In the entries below, find every line holding the string "ylabel" and collect it.
╭─ DATASET
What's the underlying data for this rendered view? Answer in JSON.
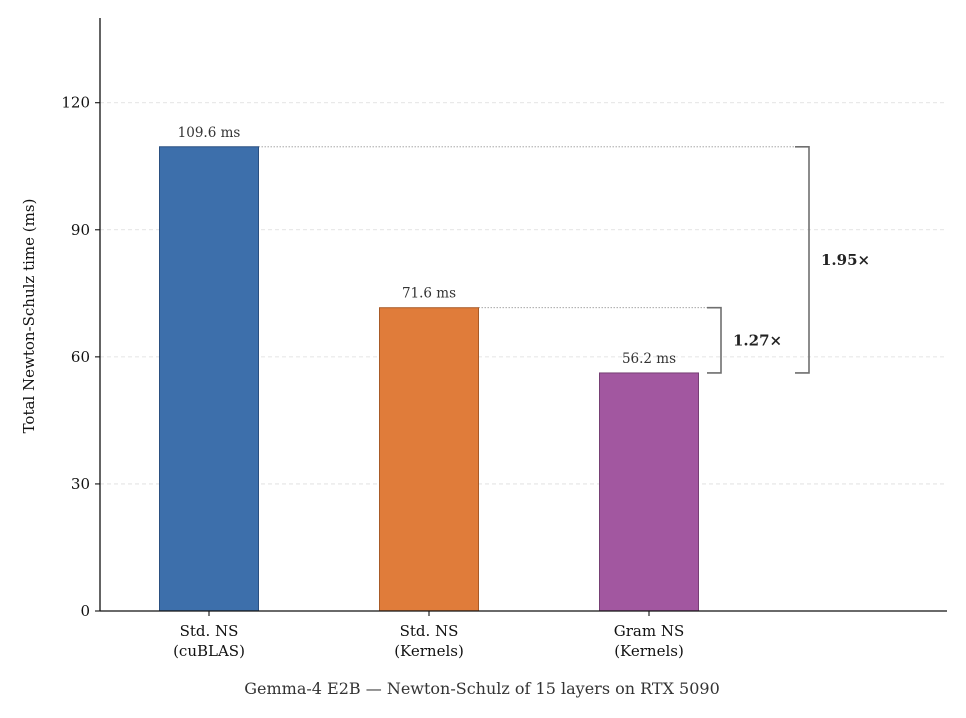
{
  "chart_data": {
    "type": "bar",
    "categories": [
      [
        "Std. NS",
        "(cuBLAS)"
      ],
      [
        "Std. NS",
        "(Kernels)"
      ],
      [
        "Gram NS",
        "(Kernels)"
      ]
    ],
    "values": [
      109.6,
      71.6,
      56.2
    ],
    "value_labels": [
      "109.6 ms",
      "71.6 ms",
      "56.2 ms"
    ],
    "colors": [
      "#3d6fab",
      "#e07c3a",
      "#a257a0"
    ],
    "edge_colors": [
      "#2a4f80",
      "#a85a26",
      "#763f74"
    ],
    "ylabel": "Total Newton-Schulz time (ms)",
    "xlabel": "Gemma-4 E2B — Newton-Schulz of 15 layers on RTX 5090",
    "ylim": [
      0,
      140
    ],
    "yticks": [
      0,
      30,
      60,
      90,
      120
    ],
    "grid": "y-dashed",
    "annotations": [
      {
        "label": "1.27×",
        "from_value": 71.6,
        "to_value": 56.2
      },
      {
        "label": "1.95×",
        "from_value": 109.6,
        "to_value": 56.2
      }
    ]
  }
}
╰─
╭─ DATASET
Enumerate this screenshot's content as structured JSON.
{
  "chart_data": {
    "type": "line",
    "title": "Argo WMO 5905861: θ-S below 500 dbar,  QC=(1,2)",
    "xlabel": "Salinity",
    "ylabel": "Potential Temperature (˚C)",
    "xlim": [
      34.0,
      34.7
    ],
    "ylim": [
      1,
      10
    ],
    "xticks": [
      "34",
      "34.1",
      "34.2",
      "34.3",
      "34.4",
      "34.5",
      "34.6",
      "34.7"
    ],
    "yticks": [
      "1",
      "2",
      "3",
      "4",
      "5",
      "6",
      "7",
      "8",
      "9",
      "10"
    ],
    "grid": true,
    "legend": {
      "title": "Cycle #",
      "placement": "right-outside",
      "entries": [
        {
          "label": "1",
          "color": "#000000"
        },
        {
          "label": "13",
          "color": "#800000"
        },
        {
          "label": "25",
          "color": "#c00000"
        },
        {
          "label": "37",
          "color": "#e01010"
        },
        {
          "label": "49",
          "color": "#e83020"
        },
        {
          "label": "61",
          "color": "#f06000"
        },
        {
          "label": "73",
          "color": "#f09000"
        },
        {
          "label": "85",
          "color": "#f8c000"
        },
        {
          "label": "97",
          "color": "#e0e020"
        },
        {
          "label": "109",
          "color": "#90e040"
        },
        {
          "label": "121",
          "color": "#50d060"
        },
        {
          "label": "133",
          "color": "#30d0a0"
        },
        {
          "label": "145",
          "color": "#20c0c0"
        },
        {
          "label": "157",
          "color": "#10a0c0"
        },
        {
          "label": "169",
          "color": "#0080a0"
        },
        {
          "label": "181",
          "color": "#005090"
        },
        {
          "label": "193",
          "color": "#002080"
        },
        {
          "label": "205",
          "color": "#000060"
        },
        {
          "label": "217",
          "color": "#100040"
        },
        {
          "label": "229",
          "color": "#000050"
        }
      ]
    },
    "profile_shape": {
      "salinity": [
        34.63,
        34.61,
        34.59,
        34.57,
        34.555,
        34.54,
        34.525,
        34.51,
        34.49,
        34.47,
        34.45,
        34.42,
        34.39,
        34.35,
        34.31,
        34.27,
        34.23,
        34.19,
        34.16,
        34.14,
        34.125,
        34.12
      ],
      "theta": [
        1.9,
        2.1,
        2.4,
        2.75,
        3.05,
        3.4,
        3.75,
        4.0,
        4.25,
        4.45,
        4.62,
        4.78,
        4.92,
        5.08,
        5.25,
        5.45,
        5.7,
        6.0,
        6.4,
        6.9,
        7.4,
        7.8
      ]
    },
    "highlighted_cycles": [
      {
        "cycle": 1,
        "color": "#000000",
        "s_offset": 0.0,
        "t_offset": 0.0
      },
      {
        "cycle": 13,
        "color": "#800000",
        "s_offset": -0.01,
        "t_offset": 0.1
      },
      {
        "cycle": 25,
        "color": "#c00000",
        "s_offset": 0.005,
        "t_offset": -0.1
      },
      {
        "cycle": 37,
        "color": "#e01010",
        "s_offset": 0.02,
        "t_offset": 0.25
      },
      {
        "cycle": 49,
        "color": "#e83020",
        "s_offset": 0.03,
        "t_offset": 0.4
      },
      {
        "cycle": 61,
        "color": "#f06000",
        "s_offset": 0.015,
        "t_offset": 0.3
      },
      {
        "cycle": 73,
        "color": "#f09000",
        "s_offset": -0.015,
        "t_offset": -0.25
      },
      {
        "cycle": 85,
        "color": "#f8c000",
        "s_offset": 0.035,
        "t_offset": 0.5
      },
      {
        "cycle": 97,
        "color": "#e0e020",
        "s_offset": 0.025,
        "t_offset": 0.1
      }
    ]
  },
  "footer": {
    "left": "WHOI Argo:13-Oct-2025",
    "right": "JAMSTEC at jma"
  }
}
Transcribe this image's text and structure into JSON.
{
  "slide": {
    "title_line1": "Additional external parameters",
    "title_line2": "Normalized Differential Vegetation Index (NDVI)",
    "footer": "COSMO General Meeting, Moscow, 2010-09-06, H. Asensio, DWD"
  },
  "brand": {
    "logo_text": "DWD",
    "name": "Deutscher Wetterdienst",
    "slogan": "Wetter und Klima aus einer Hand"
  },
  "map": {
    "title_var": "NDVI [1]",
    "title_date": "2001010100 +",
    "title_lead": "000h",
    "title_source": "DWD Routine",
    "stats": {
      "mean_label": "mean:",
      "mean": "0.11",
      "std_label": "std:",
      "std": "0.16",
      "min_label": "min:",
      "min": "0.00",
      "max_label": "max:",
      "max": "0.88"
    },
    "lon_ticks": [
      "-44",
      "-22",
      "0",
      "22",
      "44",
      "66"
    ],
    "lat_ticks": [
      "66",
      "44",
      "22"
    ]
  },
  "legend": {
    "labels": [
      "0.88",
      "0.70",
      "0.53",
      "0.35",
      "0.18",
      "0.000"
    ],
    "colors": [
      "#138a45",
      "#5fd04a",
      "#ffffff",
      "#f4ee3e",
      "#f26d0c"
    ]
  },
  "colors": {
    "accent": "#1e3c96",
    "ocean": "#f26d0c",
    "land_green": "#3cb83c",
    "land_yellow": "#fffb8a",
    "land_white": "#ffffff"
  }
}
╰─
╭─ DATASET
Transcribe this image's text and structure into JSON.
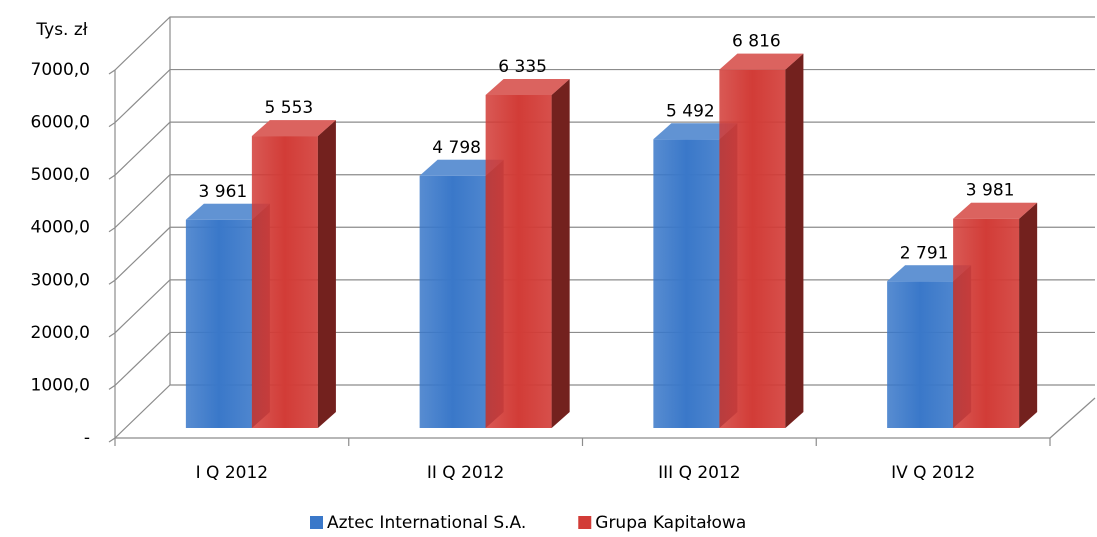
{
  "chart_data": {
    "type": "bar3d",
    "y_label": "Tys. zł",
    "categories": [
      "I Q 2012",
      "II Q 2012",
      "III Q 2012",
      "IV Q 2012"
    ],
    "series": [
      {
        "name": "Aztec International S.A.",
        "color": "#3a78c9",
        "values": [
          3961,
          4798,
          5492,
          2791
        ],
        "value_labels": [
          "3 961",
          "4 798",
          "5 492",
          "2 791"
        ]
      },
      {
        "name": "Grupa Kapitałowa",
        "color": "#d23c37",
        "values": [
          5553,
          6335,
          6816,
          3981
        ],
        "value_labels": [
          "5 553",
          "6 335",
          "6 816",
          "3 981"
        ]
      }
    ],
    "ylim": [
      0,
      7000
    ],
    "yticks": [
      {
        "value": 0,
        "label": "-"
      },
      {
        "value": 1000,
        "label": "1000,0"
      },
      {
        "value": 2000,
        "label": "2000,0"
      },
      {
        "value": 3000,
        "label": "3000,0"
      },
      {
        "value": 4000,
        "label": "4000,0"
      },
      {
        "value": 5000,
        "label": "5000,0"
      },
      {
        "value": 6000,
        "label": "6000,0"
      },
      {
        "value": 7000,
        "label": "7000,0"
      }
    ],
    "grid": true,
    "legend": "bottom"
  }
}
╰─
▶ OUTPUT BELOW
    "ylabel": "Total Newton-Schulz time (ms)",
    "ylabel": "Potential Temperature (˚C)",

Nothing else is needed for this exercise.